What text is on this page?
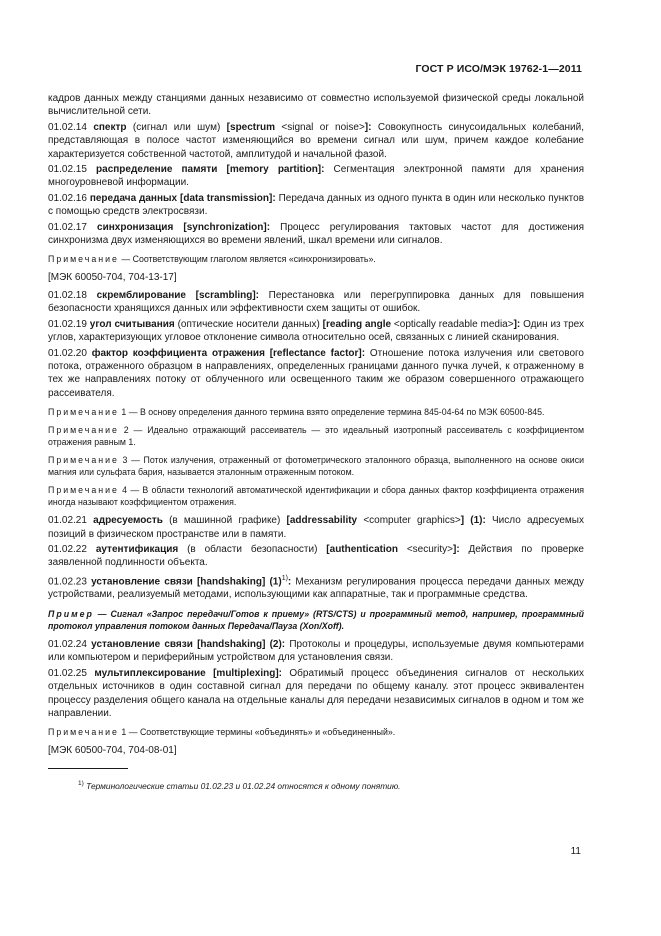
ГОСТ Р ИСО/МЭК 19762-1—2011

кадров данных между станциями данных независимо от совместно используемой физической среды локальной вычислительной сети.

01.02.14 спектр (сигнал или шум) [spectrum <signal or noise>]: Совокупность синусоидальных колебаний, представляющая в полосе частот изменяющийся во времени сигнал или шум, причем каждое колебание характеризуется собственной частотой, амплитудой и начальной фазой.

01.02.15 распределение памяти [memory partition]: Сегментация электронной памяти для хранения многоуровневой информации.

01.02.16 передача данных [data transmission]: Передача данных из одного пункта в один или несколько пунктов с помощью средств электросвязи.

01.02.17 синхронизация [synchronization]: Процесс регулирования тактовых частот для достижения синхронизма двух изменяющихся во времени явлений, шкал времени или сигналов.

Примечание — Соответствующим глаголом является «синхронизировать».

[МЭК 60050-704, 704-13-17]

01.02.18 скремблирование [scrambling]: Перестановка или перегруппировка данных для повышения безопасности хранящихся данных или эффективности схем защиты от ошибок.

01.02.19 угол считывания (оптические носители данных) [reading angle <optically readable media>]: Один из трех углов, характеризующих угловое отклонение символа относительно осей, связанных с линией сканирования.

01.02.20 фактор коэффициента отражения [reflectance factor]: Отношение потока излучения или светового потока, отраженного образцом в направлениях, определенных границами данного пучка лучей, к отраженному в тех же направлениях потоку от облученного или освещенного таким же образом совершенного отражающего рассеивателя.

Примечание 1 — В основу определения данного термина взято определение термина 845-04-64 по МЭК 60500-845.

Примечание 2 — Идеально отражающий рассеиватель — это идеальный изотропный рассеиватель с коэффициентом отражения равным 1.

Примечание 3 — Поток излучения, отраженный от фотометрического эталонного образца, выполненного на основе окиси магния или сульфата бария, называется эталонным отраженным потоком.

Примечание 4 — В области технологий автоматической идентификации и сбора данных фактор коэффициента отражения иногда называют коэффициентом отражения.

01.02.21 адресуемость (в машинной графике) [addressability <computer graphics>] (1): Число адресуемых позиций в физическом пространстве или в памяти.

01.02.22 аутентификация (в области безопасности) [authentication <security>]: Действия по проверке заявленной подлинности объекта.

01.02.23 установление связи [handshaking] $(1)^{1)}$: Механизм регулирования процесса передачи данных между устройствами, реализуемый методами, использующими как аппаратные, так и программные средства.

Пример — Сигнал «Запрос передачи/Готов к приему» (RTS/CTS) и программный метод, например, программный протокол управления потоком данных Передача/Пауза (Xon/Xoff).

01.02.24 установление связи [handshaking] (2): Протоколы и процедуры, используемые двумя компьютерами или компьютером и периферийным устройством для установления связи.

01.02.25 мультиплексирование [multiplexing]: Обратимый процесс объединения сигналов от нескольких отдельных источников в один составной сигнал для передачи по общему каналу. этот процесс эквивалентен процессу разделения общего канала на отдельные каналы для передачи независимых сигналов в одном и том же направлении.

Примечание 1 — Соответствующие термины «объединять» и «объединенный».

[МЭК 60500-704, 704-08-01]

$^{1)}$ Терминологические статьи 01.02.23 и 01.02.24 относятся к одному понятию.

11
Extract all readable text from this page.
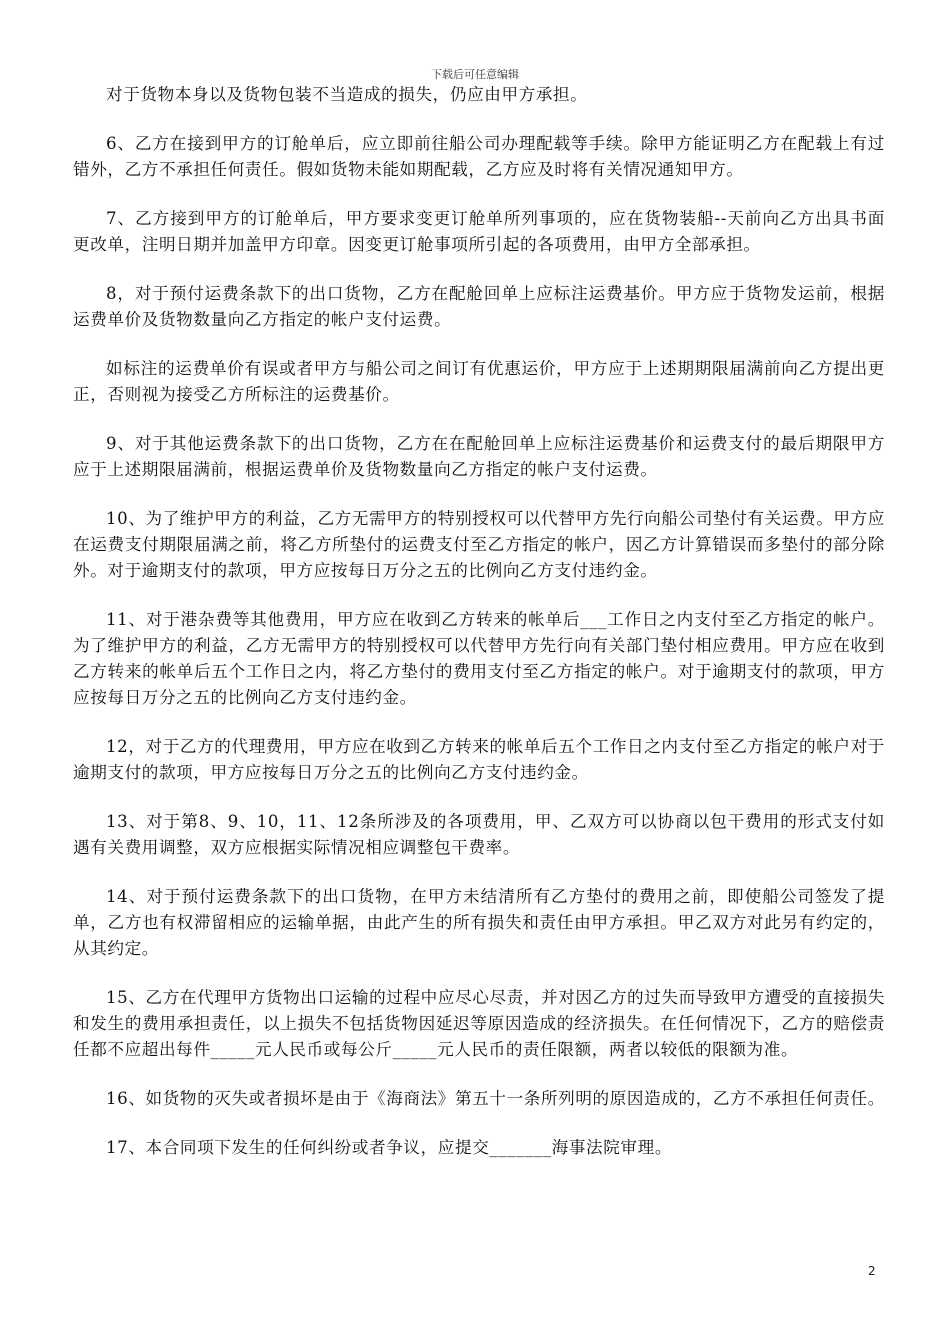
下载后可任意编辑

对于货物本身以及货物包装不当造成的损失，仍应由甲方承担。

6、乙方在接到甲方的订舱单后，应立即前往船公司办理配载等手续。除甲方能证明乙方在配载上有过错外，乙方不承担任何责任。假如货物未能如期配载，乙方应及时将有关情况通知甲方。

7、乙方接到甲方的订舱单后，甲方要求变更订舱单所列事项的，应在货物装船--天前向乙方出具书面更改单，注明日期并加盖甲方印章。因变更订舱事项所引起的各项费用，由甲方全部承担。

8，对于预付运费条款下的出口货物，乙方在配舱回单上应标注运费基价。甲方应于货物发运前，根据运费单价及货物数量向乙方指定的帐户支付运费。

如标注的运费单价有误或者甲方与船公司之间订有优惠运价，甲方应于上述期期限届满前向乙方提出更正，否则视为接受乙方所标注的运费基价。

9、对于其他运费条款下的出口货物，乙方在在配舱回单上应标注运费基价和运费支付的最后期限甲方应于上述期限届满前，根据运费单价及货物数量向乙方指定的帐户支付运费。

10、为了维护甲方的利益，乙方无需甲方的特别授权可以代替甲方先行向船公司垫付有关运费。甲方应在运费支付期限届满之前，将乙方所垫付的运费支付至乙方指定的帐户，因乙方计算错误而多垫付的部分除外。对于逾期支付的款项，甲方应按每日万分之五的比例向乙方支付违约金。

11、对于港杂费等其他费用，甲方应在收到乙方转来的帐单后___工作日之内支付至乙方指定的帐户。为了维护甲方的利益，乙方无需甲方的特别授权可以代替甲方先行向有关部门垫付相应费用。甲方应在收到乙方转来的帐单后五个工作日之内，将乙方垫付的费用支付至乙方指定的帐户。对于逾期支付的款项，甲方应按每日万分之五的比例向乙方支付违约金。

12，对于乙方的代理费用，甲方应在收到乙方转来的帐单后五个工作日之内支付至乙方指定的帐户对于逾期支付的款项，甲方应按每日万分之五的比例向乙方支付违约金。

13、对于第8、9、10，11、12条所涉及的各项费用，甲、乙双方可以协商以包干费用的形式支付如遇有关费用调整，双方应根据实际情况相应调整包干费率。

14、对于预付运费条款下的出口货物，在甲方未结清所有乙方垫付的费用之前，即使船公司签发了提单，乙方也有权滞留相应的运输单据，由此产生的所有损失和责任由甲方承担。甲乙双方对此另有约定的，从其约定。

15、乙方在代理甲方货物出口运输的过程中应尽心尽责，并对因乙方的过失而导致甲方遭受的直接损失和发生的费用承担责任，以上损失不包括货物因延迟等原因造成的经济损失。在任何情况下，乙方的赔偿责任都不应超出每件_____元人民币或每公斤_____元人民币的责任限额，两者以较低的限额为准。

16、如货物的灭失或者损坏是由于《海商法》第五十一条所列明的原因造成的，乙方不承担任何责任。

17、本合同项下发生的任何纠纷或者争议，应提交_______海事法院审理。

2
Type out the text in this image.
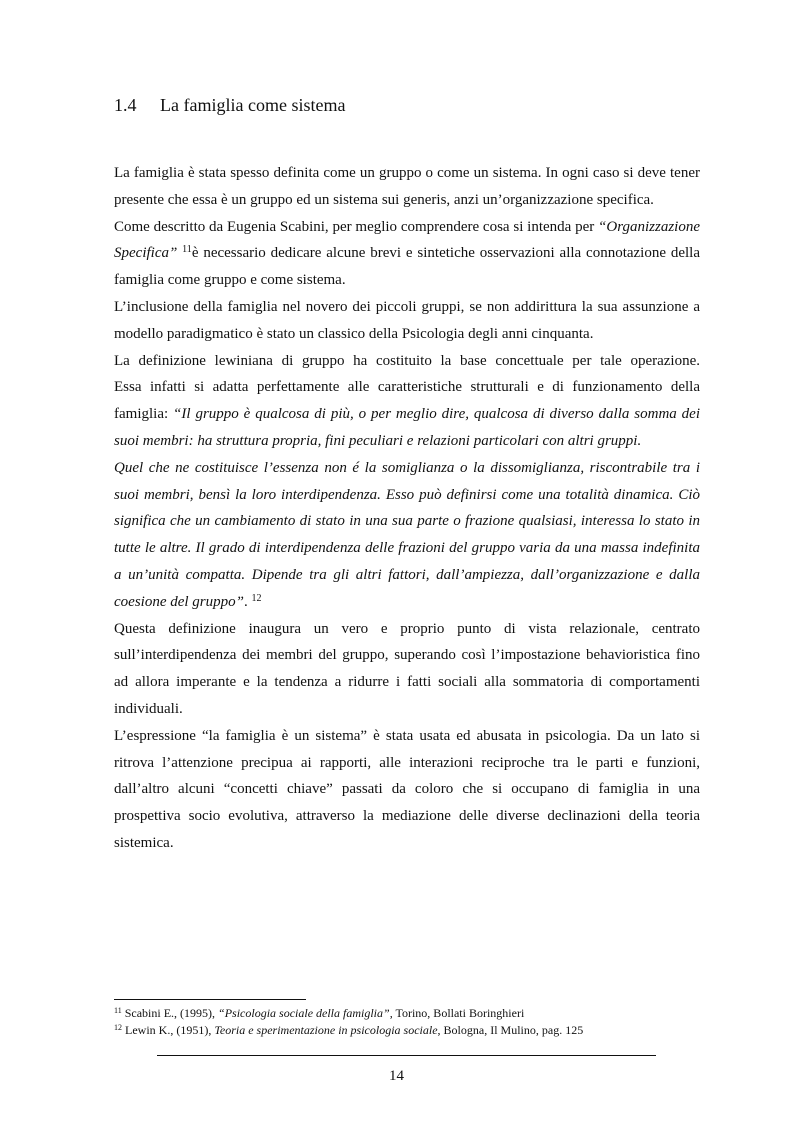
1.4 La famiglia come sistema

La famiglia è stata spesso definita come un gruppo o come un sistema. In ogni caso si deve tener presente che essa è un gruppo ed un sistema sui generis, anzi un’organizzazione specifica.

Come descritto da Eugenia Scabini, per meglio comprendere cosa si intenda per “Organizzazione Specifica” $^{11}$è necessario dedicare alcune brevi e sintetiche osservazioni alla connotazione della famiglia come gruppo e come sistema.

L’inclusione della famiglia nel novero dei piccoli gruppi, se non addirittura la sua assunzione a modello paradigmatico è stato un classico della Psicologia degli anni cinquanta.

La definizione lewiniana di gruppo ha costituito la base concettuale per tale operazione.

Essa infatti si adatta perfettamente alle caratteristiche strutturali e di funzionamento della famiglia: “Il gruppo è qualcosa di più, o per meglio dire, qualcosa di diverso dalla somma dei suoi membri: ha struttura propria, fini peculiari e relazioni particolari con altri gruppi.

Quel che ne costituisce l’essenza non é la somiglianza o la dissomiglianza, riscontrabile tra i suoi membri, bensì la loro interdipendenza. Esso può definirsi come una totalità dinamica. Ciò significa che un cambiamento di stato in una sua parte o frazione qualsiasi, interessa lo stato in tutte le altre. Il grado di interdipendenza delle frazioni del gruppo varia da una massa indefinita a un’unità compatta. Dipende tra gli altri fattori, dall’ampiezza, dall’organizzazione e dalla coesione del gruppo”. $^{12}$

Questa definizione inaugura un vero e proprio punto di vista relazionale, centrato sull’interdipendenza dei membri del gruppo, superando così l’impostazione behavioristica fino ad allora imperante e la tendenza a ridurre i fatti sociali alla sommatoria di comportamenti individuali.

L’espressione “la famiglia è un sistema” è stata usata ed abusata in psicologia. Da un lato si ritrova l’attenzione precipua ai rapporti, alle interazioni reciproche tra le parti e funzioni, dall’altro alcuni “concetti chiave” passati da coloro che si occupano di famiglia in una prospettiva socio evolutiva, attraverso la mediazione delle diverse declinazioni della teoria sistemica.

$^{11}$ Scabini E., (1995), “Psicologia sociale della famiglia”, Torino, Bollati Boringhieri
$^{12}$ Lewin K., (1951), Teoria e sperimentazione in psicologia sociale, Bologna, Il Mulino, pag. 125
14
....
• _Given request_
Show each line of the listing that holds the string "времени".

• _Finished task_
01.02.14 спектр (сигнал или шум) [spectrum <signal or noise>]: Совокупность синусоидальных колебаний, представляющая в полосе частот изменяющийся во времени сигнал или шум, причем каждое колебание характеризуется собственной частотой, амплитудой и начальной фазой.
01.02.17 синхронизация [synchronization]: Процесс регулирования тактовых частот для достижения синхронизма двух изменяющихся во времени явлений, шкал времени или сигналов.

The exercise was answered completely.